* _TASK INSTRUCTIONS_
Gather up all lines that carry the word "under".

* _WORKING DATA_

● ● ● ● ●

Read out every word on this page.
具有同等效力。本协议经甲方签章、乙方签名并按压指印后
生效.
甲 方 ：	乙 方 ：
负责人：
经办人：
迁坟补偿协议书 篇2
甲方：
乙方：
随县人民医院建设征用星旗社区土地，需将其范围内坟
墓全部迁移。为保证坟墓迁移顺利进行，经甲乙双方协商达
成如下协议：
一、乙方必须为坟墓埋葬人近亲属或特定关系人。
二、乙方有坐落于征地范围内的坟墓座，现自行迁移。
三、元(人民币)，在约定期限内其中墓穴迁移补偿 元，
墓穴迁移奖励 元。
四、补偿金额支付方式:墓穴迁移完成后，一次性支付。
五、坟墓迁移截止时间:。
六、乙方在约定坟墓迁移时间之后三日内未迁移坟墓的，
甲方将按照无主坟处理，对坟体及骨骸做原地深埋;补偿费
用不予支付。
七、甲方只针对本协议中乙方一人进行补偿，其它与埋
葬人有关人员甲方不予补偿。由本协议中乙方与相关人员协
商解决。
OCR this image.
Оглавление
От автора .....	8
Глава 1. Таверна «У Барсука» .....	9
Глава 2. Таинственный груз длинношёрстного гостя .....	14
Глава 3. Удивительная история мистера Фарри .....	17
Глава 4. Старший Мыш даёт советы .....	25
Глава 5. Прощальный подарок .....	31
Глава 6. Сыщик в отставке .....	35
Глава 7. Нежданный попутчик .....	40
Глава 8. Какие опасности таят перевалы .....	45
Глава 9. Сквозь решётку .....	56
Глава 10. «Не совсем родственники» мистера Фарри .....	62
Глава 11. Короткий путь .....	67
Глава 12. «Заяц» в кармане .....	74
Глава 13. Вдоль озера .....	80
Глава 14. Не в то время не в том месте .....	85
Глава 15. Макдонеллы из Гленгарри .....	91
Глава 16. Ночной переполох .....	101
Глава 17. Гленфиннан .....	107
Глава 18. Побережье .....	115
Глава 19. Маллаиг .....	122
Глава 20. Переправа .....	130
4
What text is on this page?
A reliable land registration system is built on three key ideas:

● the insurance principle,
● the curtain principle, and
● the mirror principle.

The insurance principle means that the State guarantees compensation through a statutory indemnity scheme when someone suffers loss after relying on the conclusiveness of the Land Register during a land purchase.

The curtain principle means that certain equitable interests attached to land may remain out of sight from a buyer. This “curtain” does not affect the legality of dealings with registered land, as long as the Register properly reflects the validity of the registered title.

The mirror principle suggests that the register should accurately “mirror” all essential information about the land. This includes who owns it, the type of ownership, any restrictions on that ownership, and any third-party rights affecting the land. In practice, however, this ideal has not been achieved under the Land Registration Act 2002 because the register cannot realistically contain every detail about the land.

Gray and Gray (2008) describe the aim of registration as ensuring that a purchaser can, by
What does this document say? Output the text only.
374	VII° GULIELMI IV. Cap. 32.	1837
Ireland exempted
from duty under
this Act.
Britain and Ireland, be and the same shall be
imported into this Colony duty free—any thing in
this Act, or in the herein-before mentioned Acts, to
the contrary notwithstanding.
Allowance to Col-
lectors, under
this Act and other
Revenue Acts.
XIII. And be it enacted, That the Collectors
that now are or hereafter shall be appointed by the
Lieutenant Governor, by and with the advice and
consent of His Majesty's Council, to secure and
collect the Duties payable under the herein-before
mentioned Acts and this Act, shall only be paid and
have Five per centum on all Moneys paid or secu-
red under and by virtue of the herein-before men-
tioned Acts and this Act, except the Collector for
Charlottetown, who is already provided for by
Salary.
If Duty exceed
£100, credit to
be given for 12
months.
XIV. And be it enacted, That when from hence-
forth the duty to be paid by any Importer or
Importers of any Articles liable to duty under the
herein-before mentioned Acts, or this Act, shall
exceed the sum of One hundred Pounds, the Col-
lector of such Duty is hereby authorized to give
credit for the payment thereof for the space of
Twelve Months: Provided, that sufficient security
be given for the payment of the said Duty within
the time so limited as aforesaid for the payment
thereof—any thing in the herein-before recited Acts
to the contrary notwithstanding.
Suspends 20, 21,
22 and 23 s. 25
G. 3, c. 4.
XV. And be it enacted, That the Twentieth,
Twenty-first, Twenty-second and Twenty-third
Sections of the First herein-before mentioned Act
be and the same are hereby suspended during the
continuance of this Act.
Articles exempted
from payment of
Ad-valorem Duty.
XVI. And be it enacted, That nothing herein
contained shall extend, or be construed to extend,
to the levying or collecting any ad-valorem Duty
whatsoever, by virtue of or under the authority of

● ● ● ● ●

* _WRITTEN RESPONSE_
The mirror principle suggests that the register should accurately “mirror” all essential information about the land. This includes who owns it, the type of ownership, any restrictions on that ownership, and any third-party rights affecting the land. In practice, however, this ideal has not been achieved under the Land Registration Act 2002 because the register cannot realistically contain every detail about the land.
from duty under
lectors, under
collect the Duties payable under the herein-before
red under and by virtue of the herein-before men-
Importers of any Articles liable to duty under the
whatsoever, by virtue of or under the authority of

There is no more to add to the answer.